Wherever "назначения" appears in a line, list that line.

[RECORDS SHOWN start]

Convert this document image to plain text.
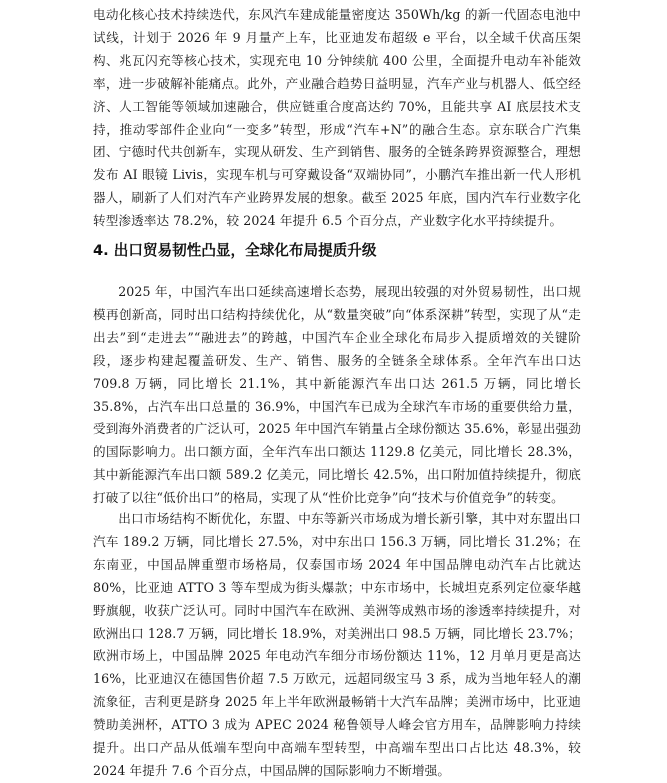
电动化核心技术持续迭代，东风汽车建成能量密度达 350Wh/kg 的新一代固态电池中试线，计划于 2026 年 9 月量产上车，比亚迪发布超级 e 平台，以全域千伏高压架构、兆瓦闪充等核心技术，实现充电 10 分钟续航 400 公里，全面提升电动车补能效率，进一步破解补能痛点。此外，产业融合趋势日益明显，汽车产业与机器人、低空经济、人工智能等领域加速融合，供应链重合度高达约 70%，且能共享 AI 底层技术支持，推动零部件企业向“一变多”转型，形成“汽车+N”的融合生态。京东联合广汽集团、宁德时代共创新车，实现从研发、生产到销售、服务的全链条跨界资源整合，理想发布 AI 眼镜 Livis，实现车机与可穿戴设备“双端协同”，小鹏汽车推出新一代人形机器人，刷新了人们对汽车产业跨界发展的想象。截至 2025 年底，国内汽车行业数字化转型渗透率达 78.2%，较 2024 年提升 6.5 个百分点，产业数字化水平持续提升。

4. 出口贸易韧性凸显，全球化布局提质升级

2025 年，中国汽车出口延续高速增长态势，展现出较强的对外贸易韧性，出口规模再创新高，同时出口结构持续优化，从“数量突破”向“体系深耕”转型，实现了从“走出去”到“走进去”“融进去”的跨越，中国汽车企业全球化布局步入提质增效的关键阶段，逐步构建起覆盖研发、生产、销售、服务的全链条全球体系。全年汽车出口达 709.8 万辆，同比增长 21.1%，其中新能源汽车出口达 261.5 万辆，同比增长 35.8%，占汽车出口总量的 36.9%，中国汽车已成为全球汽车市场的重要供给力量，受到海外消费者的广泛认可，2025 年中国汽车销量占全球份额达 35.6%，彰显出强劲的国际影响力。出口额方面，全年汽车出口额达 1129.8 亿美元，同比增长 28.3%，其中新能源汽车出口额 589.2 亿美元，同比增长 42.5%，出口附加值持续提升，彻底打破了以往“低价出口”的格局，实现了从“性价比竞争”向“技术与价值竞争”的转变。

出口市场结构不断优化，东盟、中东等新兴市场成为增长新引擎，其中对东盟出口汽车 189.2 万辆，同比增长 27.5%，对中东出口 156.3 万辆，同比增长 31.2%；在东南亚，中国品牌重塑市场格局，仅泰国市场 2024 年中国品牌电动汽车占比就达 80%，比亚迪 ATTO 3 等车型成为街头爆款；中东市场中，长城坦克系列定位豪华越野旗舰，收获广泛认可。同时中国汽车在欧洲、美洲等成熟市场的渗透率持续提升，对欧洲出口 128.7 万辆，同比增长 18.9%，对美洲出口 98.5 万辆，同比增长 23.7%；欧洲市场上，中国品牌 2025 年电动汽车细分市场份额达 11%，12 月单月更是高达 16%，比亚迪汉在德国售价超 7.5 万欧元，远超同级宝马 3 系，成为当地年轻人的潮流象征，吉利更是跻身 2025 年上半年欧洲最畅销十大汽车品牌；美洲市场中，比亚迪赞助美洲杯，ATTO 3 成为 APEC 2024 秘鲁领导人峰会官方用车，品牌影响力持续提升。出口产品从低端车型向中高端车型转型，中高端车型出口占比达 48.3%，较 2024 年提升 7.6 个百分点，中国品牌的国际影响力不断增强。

[RECORDS SHOWN end]
[RECORDS SHOWN start]

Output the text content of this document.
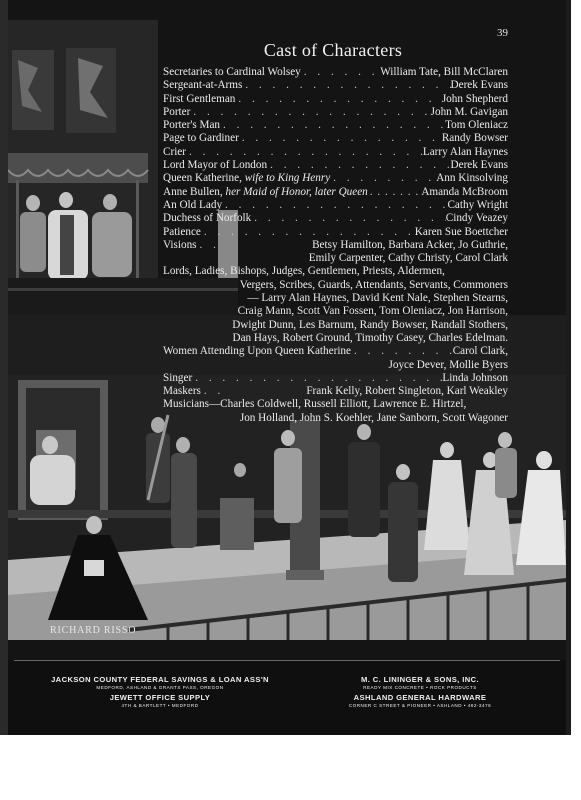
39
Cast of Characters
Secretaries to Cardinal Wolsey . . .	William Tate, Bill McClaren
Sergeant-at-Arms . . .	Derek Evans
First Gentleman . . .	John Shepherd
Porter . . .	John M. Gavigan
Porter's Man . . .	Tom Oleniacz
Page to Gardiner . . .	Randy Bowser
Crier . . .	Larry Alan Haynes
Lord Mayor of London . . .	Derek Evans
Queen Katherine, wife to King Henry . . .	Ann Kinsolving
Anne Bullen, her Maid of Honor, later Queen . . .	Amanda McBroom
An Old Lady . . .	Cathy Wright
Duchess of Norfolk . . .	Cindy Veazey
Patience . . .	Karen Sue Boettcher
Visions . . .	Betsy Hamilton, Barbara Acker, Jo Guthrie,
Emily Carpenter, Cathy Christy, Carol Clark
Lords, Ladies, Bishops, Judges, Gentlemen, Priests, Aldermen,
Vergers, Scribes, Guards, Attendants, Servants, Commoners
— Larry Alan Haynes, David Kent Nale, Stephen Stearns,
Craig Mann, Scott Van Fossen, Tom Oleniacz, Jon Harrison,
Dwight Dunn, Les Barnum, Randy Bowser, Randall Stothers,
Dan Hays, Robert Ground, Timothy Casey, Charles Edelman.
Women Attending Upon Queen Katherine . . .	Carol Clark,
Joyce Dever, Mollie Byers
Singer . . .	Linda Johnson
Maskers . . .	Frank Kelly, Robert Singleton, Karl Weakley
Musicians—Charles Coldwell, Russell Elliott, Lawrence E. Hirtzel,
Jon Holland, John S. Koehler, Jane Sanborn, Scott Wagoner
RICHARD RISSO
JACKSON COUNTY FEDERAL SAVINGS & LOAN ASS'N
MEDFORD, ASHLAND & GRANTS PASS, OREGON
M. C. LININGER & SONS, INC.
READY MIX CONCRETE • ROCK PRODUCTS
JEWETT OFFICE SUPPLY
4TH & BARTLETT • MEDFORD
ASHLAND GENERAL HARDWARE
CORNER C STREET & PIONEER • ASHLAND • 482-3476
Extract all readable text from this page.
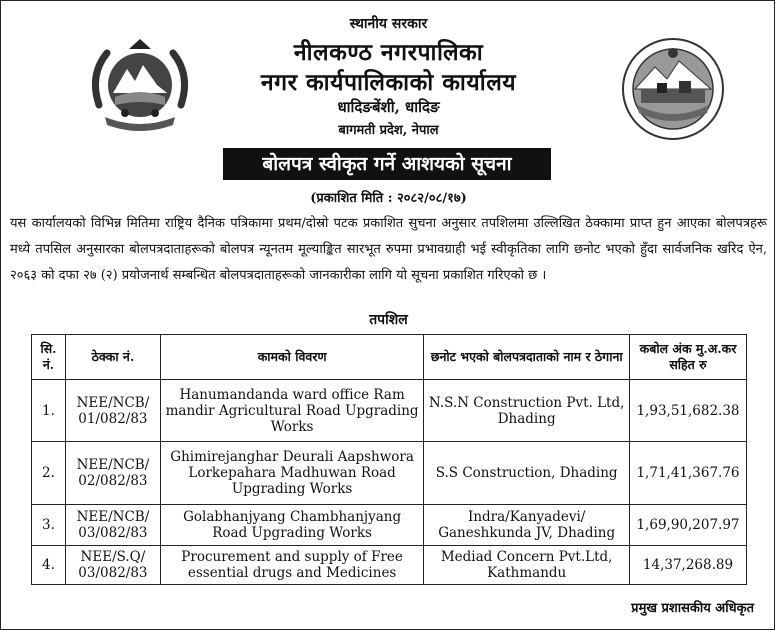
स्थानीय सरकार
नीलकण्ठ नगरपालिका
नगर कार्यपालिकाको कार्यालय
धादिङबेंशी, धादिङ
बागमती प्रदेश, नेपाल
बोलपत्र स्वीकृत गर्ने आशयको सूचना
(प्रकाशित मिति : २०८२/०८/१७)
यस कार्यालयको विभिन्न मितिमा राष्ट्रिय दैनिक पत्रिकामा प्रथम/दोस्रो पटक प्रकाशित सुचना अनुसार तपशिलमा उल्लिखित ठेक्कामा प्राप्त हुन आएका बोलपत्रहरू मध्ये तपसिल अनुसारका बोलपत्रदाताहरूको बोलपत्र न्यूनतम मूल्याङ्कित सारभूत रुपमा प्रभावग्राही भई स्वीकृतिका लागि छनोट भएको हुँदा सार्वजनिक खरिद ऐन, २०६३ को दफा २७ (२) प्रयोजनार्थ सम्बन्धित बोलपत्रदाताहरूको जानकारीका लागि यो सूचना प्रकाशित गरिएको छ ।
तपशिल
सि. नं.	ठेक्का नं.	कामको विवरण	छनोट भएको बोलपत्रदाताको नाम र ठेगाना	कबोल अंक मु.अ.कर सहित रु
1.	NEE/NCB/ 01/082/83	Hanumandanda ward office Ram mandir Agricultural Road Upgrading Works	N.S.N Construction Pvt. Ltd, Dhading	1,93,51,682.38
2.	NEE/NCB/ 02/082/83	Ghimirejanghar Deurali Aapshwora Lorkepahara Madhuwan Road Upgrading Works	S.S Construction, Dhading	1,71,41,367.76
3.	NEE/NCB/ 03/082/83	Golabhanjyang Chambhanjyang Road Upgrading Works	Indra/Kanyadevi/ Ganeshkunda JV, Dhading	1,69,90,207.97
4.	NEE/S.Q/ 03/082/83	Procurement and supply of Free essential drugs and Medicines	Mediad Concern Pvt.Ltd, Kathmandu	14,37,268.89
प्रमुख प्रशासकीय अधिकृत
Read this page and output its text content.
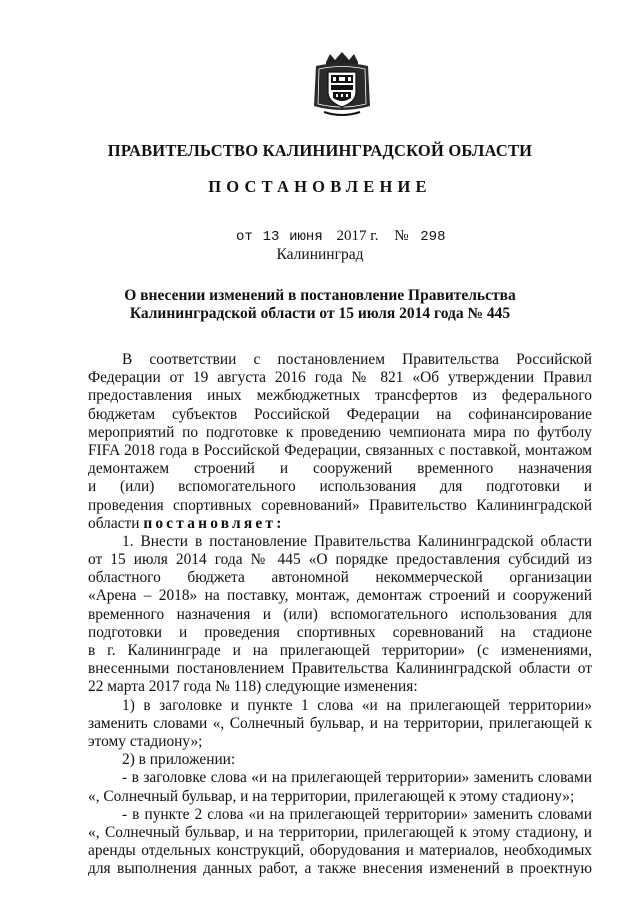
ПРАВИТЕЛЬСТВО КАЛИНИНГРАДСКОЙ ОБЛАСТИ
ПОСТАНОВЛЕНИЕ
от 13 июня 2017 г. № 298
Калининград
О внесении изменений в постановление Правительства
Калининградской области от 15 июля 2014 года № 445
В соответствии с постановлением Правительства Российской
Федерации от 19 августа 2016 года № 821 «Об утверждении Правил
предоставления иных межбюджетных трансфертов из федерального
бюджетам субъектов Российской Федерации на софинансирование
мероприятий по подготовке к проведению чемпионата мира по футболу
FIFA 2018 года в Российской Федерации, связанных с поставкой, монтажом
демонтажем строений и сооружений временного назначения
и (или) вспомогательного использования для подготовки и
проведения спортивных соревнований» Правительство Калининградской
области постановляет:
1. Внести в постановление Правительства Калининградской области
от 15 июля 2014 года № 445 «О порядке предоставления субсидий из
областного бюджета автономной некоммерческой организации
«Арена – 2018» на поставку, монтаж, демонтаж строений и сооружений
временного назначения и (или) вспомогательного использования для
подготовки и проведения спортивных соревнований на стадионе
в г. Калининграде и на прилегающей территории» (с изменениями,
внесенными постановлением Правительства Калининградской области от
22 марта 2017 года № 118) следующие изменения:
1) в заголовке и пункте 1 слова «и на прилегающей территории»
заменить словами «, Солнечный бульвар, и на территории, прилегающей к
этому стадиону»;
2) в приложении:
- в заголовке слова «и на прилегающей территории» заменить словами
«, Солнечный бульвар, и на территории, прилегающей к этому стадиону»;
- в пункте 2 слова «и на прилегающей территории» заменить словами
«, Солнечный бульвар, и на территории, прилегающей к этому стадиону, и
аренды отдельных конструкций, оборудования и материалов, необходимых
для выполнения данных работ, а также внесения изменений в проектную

[RECORDS SHOWN end]
[RECORDS SHOWN start]

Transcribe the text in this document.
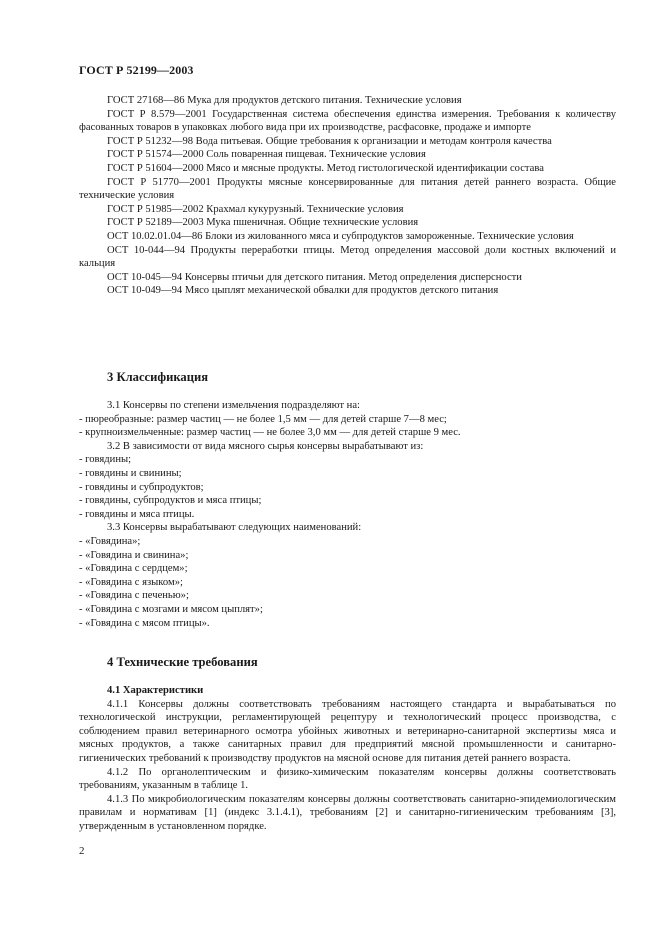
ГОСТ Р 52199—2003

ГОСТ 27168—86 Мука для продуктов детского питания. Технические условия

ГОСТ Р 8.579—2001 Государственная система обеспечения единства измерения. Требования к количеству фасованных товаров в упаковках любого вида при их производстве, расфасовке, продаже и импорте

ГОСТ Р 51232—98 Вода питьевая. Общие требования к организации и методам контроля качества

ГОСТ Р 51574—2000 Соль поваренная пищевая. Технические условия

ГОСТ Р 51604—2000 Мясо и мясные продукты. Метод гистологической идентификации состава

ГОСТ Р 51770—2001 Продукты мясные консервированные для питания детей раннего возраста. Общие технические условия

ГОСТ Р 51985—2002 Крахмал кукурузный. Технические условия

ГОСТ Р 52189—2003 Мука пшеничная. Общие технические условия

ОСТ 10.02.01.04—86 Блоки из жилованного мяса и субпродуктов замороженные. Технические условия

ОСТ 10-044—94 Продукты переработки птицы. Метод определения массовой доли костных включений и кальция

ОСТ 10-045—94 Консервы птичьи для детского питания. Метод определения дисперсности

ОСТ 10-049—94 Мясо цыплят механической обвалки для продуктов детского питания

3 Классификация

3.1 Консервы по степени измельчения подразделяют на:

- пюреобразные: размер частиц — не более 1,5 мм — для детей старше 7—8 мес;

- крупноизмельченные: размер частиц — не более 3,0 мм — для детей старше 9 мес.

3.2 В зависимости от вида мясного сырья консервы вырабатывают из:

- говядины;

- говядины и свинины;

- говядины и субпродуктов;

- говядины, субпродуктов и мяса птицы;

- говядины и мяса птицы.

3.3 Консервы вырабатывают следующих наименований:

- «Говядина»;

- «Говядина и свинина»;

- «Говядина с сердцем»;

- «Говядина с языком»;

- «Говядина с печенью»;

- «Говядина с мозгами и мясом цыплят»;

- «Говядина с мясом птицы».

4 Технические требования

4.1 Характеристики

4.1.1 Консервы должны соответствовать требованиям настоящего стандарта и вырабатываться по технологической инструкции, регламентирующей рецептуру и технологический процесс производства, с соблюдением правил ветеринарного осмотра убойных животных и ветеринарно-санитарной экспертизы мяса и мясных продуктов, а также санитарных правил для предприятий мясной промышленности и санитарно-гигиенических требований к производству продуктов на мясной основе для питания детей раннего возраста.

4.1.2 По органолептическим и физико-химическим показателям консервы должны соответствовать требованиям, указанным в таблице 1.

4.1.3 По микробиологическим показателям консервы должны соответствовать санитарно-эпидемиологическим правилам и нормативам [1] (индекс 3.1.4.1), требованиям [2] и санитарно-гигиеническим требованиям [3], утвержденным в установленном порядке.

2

[RECORDS SHOWN end]

## EXPECTED OUTPUT
демонтажем строений и сооружений временного назначения
временного назначения и (или) вспомогательного использования для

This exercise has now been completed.